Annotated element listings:
+ + + +

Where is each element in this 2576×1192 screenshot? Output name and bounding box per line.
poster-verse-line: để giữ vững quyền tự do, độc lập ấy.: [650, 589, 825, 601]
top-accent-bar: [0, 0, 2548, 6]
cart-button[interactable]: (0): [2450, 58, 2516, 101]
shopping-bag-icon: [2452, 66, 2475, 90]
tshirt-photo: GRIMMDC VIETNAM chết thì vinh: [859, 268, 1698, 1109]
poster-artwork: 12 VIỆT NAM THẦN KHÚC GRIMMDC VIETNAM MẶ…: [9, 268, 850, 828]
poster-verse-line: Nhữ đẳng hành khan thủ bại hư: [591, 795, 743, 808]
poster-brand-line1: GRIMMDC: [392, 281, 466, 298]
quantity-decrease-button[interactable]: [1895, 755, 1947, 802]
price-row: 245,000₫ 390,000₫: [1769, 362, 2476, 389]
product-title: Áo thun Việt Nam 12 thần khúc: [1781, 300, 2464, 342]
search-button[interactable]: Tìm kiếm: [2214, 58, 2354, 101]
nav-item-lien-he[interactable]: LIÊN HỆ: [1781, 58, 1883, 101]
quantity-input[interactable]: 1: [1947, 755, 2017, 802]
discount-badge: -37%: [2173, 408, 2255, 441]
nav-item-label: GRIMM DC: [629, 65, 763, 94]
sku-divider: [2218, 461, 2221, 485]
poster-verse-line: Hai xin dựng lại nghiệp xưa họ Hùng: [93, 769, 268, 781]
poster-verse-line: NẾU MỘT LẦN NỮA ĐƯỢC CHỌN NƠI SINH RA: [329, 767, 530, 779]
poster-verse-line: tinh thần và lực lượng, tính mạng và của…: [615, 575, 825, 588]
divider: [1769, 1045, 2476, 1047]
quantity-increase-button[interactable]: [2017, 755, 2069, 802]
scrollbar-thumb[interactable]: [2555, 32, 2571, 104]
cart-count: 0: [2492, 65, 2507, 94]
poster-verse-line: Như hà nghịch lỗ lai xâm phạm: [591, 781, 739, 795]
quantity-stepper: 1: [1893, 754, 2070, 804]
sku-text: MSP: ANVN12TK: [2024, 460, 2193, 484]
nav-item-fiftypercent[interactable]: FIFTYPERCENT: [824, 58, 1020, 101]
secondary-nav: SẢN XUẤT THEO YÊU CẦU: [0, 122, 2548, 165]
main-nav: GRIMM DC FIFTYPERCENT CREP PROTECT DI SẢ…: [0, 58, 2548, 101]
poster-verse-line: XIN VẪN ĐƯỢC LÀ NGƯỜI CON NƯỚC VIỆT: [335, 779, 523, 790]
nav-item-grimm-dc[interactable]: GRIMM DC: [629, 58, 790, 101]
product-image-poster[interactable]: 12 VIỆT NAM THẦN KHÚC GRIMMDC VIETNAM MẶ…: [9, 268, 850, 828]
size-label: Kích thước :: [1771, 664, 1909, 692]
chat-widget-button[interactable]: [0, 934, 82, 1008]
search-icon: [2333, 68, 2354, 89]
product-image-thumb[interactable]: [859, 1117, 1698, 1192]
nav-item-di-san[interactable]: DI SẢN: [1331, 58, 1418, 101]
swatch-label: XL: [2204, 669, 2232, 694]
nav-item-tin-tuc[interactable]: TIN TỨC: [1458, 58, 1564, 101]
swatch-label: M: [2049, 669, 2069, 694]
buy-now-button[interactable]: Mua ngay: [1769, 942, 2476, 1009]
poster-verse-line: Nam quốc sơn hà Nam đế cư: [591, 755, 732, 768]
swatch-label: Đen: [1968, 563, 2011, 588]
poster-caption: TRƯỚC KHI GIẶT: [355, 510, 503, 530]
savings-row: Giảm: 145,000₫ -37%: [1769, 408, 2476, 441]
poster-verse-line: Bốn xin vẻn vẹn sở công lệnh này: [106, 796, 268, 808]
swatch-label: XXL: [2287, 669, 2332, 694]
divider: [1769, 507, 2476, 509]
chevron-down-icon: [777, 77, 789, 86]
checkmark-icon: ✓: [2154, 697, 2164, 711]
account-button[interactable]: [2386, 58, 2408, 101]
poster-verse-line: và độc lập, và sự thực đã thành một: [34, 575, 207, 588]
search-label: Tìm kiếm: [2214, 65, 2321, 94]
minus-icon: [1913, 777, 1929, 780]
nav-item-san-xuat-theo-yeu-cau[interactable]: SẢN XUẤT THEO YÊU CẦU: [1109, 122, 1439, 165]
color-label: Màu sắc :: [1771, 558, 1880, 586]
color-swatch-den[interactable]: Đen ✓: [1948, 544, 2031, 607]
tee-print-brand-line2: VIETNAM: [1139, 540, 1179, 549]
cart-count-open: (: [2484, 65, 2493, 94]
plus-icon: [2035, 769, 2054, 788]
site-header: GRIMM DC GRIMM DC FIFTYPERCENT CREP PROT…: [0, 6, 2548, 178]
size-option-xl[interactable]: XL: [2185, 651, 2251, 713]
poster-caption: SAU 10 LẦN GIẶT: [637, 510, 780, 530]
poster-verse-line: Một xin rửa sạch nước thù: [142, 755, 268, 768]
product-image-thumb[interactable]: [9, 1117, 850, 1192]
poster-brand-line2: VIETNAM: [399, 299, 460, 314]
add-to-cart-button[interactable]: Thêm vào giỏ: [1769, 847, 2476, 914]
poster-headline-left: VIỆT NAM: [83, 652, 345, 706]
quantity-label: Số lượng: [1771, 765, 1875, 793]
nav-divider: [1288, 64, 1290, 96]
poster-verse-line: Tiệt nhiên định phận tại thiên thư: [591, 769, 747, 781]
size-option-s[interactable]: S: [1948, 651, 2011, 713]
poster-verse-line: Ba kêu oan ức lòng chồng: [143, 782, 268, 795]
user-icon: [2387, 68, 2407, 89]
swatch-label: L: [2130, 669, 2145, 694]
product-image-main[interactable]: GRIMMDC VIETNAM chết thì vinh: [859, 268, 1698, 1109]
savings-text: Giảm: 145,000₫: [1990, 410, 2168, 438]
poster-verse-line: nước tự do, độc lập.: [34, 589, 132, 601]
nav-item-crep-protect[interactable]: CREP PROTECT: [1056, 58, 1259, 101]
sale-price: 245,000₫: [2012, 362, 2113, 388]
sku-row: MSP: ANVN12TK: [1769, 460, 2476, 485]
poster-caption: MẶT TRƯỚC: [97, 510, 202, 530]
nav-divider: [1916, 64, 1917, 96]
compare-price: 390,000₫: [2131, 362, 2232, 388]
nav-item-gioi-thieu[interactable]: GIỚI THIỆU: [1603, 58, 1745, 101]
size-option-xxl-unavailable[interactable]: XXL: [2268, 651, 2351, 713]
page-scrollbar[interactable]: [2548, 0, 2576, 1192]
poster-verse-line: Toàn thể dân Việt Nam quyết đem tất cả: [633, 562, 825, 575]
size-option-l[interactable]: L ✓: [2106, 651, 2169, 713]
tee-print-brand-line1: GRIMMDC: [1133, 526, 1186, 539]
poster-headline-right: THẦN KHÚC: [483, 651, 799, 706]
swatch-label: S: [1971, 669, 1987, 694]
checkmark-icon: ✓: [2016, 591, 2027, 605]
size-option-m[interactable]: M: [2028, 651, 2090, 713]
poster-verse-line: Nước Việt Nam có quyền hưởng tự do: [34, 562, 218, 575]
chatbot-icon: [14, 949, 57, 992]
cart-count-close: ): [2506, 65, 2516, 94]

+ + + +

Reproduce every line of the records above word for word, with no changes.

Written solution:
Where is each element in this 2576×1192 screenshot? Output name and bounding box per line.
poster-verse-line: để giữ vững quyền tự do, độc lập ấy.: [650, 589, 825, 601]
top-accent-bar: [0, 0, 2548, 6]
cart-button[interactable]: (0): [2450, 58, 2516, 101]
shopping-bag-icon: [2452, 66, 2475, 90]
tshirt-photo: GRIMMDC VIETNAM chết thì vinh: [859, 268, 1698, 1109]
poster-artwork: 12 VIỆT NAM THẦN KHÚC GRIMMDC VIETNAM MẶ…: [9, 268, 850, 828]
poster-verse-line: Nhữ đẳng hành khan thủ bại hư: [591, 795, 743, 808]
poster-brand-line1: GRIMMDC: [392, 281, 466, 298]
quantity-decrease-button[interactable]: [1895, 755, 1947, 802]
price-row: 245,000₫ 390,000₫: [1769, 362, 2476, 389]
product-title: Áo thun Việt Nam 12 thần khúc: [1781, 300, 2464, 342]
search-button[interactable]: Tìm kiếm: [2214, 58, 2354, 101]
nav-item-lien-he[interactable]: LIÊN HỆ: [1781, 58, 1883, 101]
quantity-input[interactable]: 1: [1947, 755, 2017, 802]
discount-badge: -37%: [2173, 408, 2255, 441]
nav-item-label: GRIMM DC: [629, 65, 763, 94]
sku-divider: [2218, 461, 2221, 485]
poster-verse-line: Hai xin dựng lại nghiệp xưa họ Hùng: [93, 769, 268, 781]
poster-verse-line: NẾU MỘT LẦN NỮA ĐƯỢC CHỌN NƠI SINH RA: [329, 767, 530, 779]
poster-verse-line: tinh thần và lực lượng, tính mạng và của…: [615, 575, 825, 588]
divider: [1769, 1045, 2476, 1047]
quantity-increase-button[interactable]: [2017, 755, 2069, 802]
scrollbar-thumb[interactable]: [2555, 32, 2571, 104]
cart-count: 0: [2492, 65, 2507, 94]
poster-verse-line: Như hà nghịch lỗ lai xâm phạm: [591, 781, 739, 795]
quantity-stepper: 1: [1893, 754, 2070, 804]
sku-text: MSP: ANVN12TK: [2024, 460, 2193, 484]
nav-item-fiftypercent[interactable]: FIFTYPERCENT: [824, 58, 1020, 101]
secondary-nav: SẢN XUẤT THEO YÊU CẦU: [0, 122, 2548, 165]
main-nav: GRIMM DC FIFTYPERCENT CREP PROTECT DI SẢ…: [0, 58, 2548, 101]
poster-verse-line: XIN VẪN ĐƯỢC LÀ NGƯỜI CON NƯỚC VIỆT: [335, 779, 523, 790]
nav-item-grimm-dc[interactable]: GRIMM DC: [629, 58, 790, 101]
product-image-poster[interactable]: 12 VIỆT NAM THẦN KHÚC GRIMMDC VIETNAM MẶ…: [9, 268, 850, 828]
size-label: Kích thước :: [1771, 664, 1909, 692]
chat-widget-button[interactable]: [0, 934, 82, 1008]
search-icon: [2333, 68, 2354, 89]
product-image-thumb[interactable]: [859, 1117, 1698, 1192]
nav-item-di-san[interactable]: DI SẢN: [1331, 58, 1418, 101]
swatch-label: XL: [2204, 669, 2232, 694]
nav-item-tin-tuc[interactable]: TIN TỨC: [1458, 58, 1564, 101]
swatch-label: M: [2049, 669, 2069, 694]
buy-now-button[interactable]: Mua ngay: [1769, 942, 2476, 1009]
poster-verse-line: Nam quốc sơn hà Nam đế cư: [591, 755, 732, 768]
swatch-label: Đen: [1968, 563, 2011, 588]
poster-caption: TRƯỚC KHI GIẶT: [355, 510, 503, 530]
savings-row: Giảm: 145,000₫ -37%: [1769, 408, 2476, 441]
poster-verse-line: Bốn xin vẻn vẹn sở công lệnh này: [106, 796, 268, 808]
swatch-label: XXL: [2287, 669, 2332, 694]
divider: [1769, 507, 2476, 509]
chevron-down-icon: [777, 77, 789, 86]
checkmark-icon: ✓: [2154, 697, 2164, 711]
account-button[interactable]: [2386, 58, 2408, 101]
poster-verse-line: và độc lập, và sự thực đã thành một: [34, 575, 207, 588]
search-label: Tìm kiếm: [2214, 65, 2321, 94]
minus-icon: [1913, 777, 1929, 780]
nav-item-san-xuat-theo-yeu-cau[interactable]: SẢN XUẤT THEO YÊU CẦU: [1109, 122, 1439, 165]
color-label: Màu sắc :: [1771, 558, 1880, 586]
color-swatch-den[interactable]: Đen ✓: [1948, 544, 2031, 607]
tee-print-brand-line2: VIETNAM: [1139, 540, 1179, 549]
cart-count-open: (: [2484, 65, 2493, 94]
plus-icon: [2035, 769, 2054, 788]
site-header: GRIMM DC GRIMM DC FIFTYPERCENT CREP PROT…: [0, 6, 2548, 178]
size-option-xl[interactable]: XL: [2185, 651, 2251, 713]
poster-caption: SAU 10 LẦN GIẶT: [637, 510, 780, 530]
poster-verse-line: Một xin rửa sạch nước thù: [142, 755, 268, 768]
product-image-thumb[interactable]: [9, 1117, 850, 1192]
poster-brand-line2: VIETNAM: [399, 299, 460, 314]
add-to-cart-button[interactable]: Thêm vào giỏ: [1769, 847, 2476, 914]
poster-headline-left: VIỆT NAM: [83, 652, 345, 706]
quantity-label: Số lượng: [1771, 765, 1875, 793]
nav-divider: [1288, 64, 1290, 96]
poster-verse-line: Tiệt nhiên định phận tại thiên thư: [591, 769, 747, 781]
size-option-s[interactable]: S: [1948, 651, 2011, 713]
poster-verse-line: Ba kêu oan ức lòng chồng: [143, 782, 268, 795]
user-icon: [2387, 68, 2407, 89]
swatch-label: L: [2130, 669, 2145, 694]
product-image-main[interactable]: GRIMMDC VIETNAM chết thì vinh: [859, 268, 1698, 1109]
savings-text: Giảm: 145,000₫: [1990, 410, 2168, 438]
poster-verse-line: nước tự do, độc lập.: [34, 589, 132, 601]
nav-item-crep-protect[interactable]: CREP PROTECT: [1056, 58, 1259, 101]
sale-price: 245,000₫: [2012, 362, 2113, 388]
sku-row: MSP: ANVN12TK: [1769, 460, 2476, 485]
poster-caption: MẶT TRƯỚC: [97, 510, 202, 530]
nav-divider: [1916, 64, 1917, 96]
compare-price: 390,000₫: [2131, 362, 2232, 388]
nav-item-gioi-thieu[interactable]: GIỚI THIỆU: [1603, 58, 1745, 101]
size-option-xxl-unavailable[interactable]: XXL: [2268, 651, 2351, 713]
page-scrollbar[interactable]: [2548, 0, 2576, 1192]
poster-verse-line: Toàn thể dân Việt Nam quyết đem tất cả: [633, 562, 825, 575]
size-option-l[interactable]: L ✓: [2106, 651, 2169, 713]
tee-print-brand-line1: GRIMMDC: [1133, 526, 1186, 539]
poster-headline-right: THẦN KHÚC: [483, 651, 799, 706]
swatch-label: S: [1971, 669, 1987, 694]
checkmark-icon: ✓: [2016, 591, 2027, 605]
size-option-m[interactable]: M: [2028, 651, 2090, 713]
poster-verse-line: Nước Việt Nam có quyền hưởng tự do: [34, 562, 218, 575]
chatbot-icon: [14, 949, 57, 992]
cart-count-close: ): [2506, 65, 2516, 94]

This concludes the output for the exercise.